RECORDS SHOWN

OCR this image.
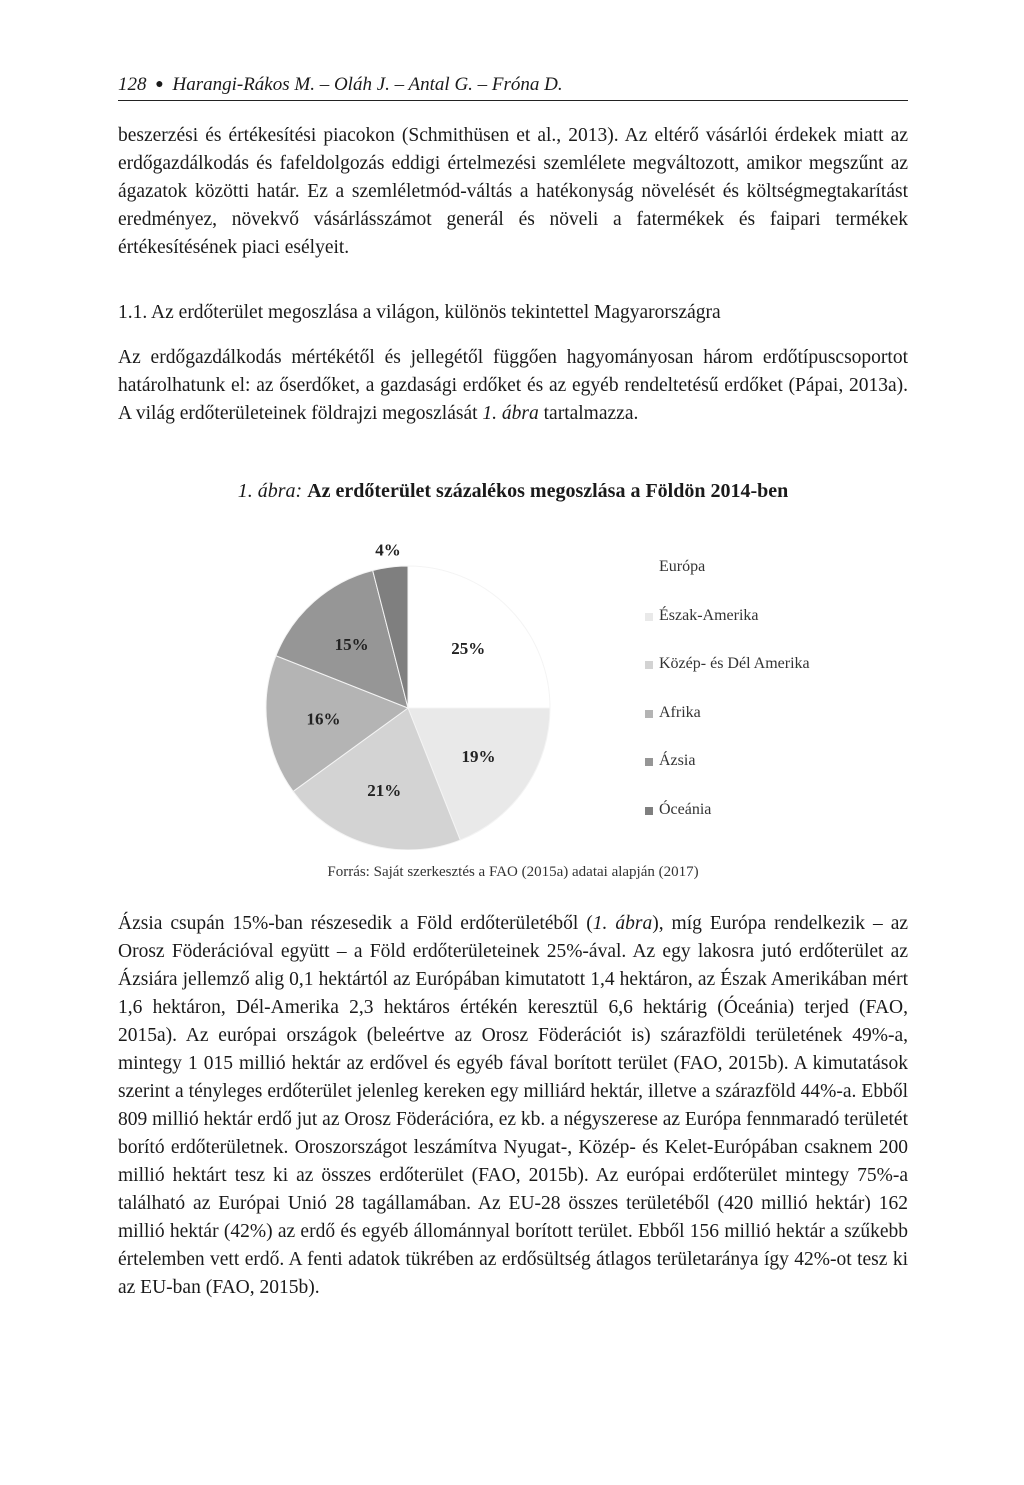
128 ● Harangi-Rákos M. – Oláh J. – Antal G. – Fróna D.

beszerzési és értékesítési piacokon (Schmithüsen et al., 2013). Az eltérő vásárlói érdekek miatt az erdőgazdálkodás és fafeldolgozás eddigi értelmezési szemlélete megváltozott, amikor megszűnt az ágazatok közötti határ. Ez a szemléletmód-váltás a hatékonyság növelését és költségmegtakarítást eredményez, növekvő vásárlásszámot generál és növeli a fatermékek és faipari termékek értékesítésének piaci esélyeit.

1.1. Az erdőterület megoszlása a világon, különös tekintettel Magyarországra

Az erdőgazdálkodás mértékétől és jellegétől függően hagyományosan három erdőtípuscsoportot határolhatunk el: az őserdőket, a gazdasági erdőket és az egyéb rendeltetésű erdőket (Pápai, 2013a). A világ erdőterületeinek földrajzi megoszlását 1. ábra tartalmazza.

1. ábra: Az erdőterület százalékos megoszlása a Földön 2014-ben
25%
19%
21%
16%
15%
4%
Európa
Észak-Amerika
Közép- és Dél Amerika
Afrika
Ázsia
Óceánia
Forrás: Saját szerkesztés a FAO (2015a) adatai alapján (2017)

Ázsia csupán 15%-ban részesedik a Föld erdőterületéből (1. ábra), míg Európa rendelkezik – az Orosz Föderációval együtt – a Föld erdőterületeinek 25%-ával. Az egy lakosra jutó erdőterület az Ázsiára jellemző alig 0,1 hektártól az Európában kimutatott 1,4 hektáron, az Észak Amerikában mért 1,6 hektáron, Dél-Amerika 2,3 hektáros értékén keresztül 6,6 hektárig (Óceánia) terjed (FAO, 2015a). Az európai országok (beleértve az Orosz Föderációt is) szárazföldi területének 49%-a, mintegy 1 015 millió hektár az erdővel és egyéb fával borított terület (FAO, 2015b). A kimutatások szerint a tényleges erdőterület jelenleg kereken egy milliárd hektár, illetve a szárazföld 44%-a. Ebből 809 millió hektár erdő jut az Orosz Föderációra, ez kb. a négyszerese az Európa fennmaradó területét borító erdőterületnek. Oroszországot leszámítva Nyugat-, Közép- és Kelet-Európában csaknem 200 millió hektárt tesz ki az összes erdőterület (FAO, 2015b). Az európai erdőterület mintegy 75%-a található az Európai Unió 28 tagállamában. Az EU-28 összes területéből (420 millió hektár) 162 millió hektár (42%) az erdő és egyéb állománnyal borított terület. Ebből 156 millió hektár a szűkebb értelemben vett erdő. A fenti adatok tükrében az erdősültség átlagos területaránya így 42%-ot tesz ki az EU-ban (FAO, 2015b).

EXERCISE PROMPT
Looking at the records above, say how many lines hold the string "megoszlása". Write nothing but the number.

FINAL RESULT
2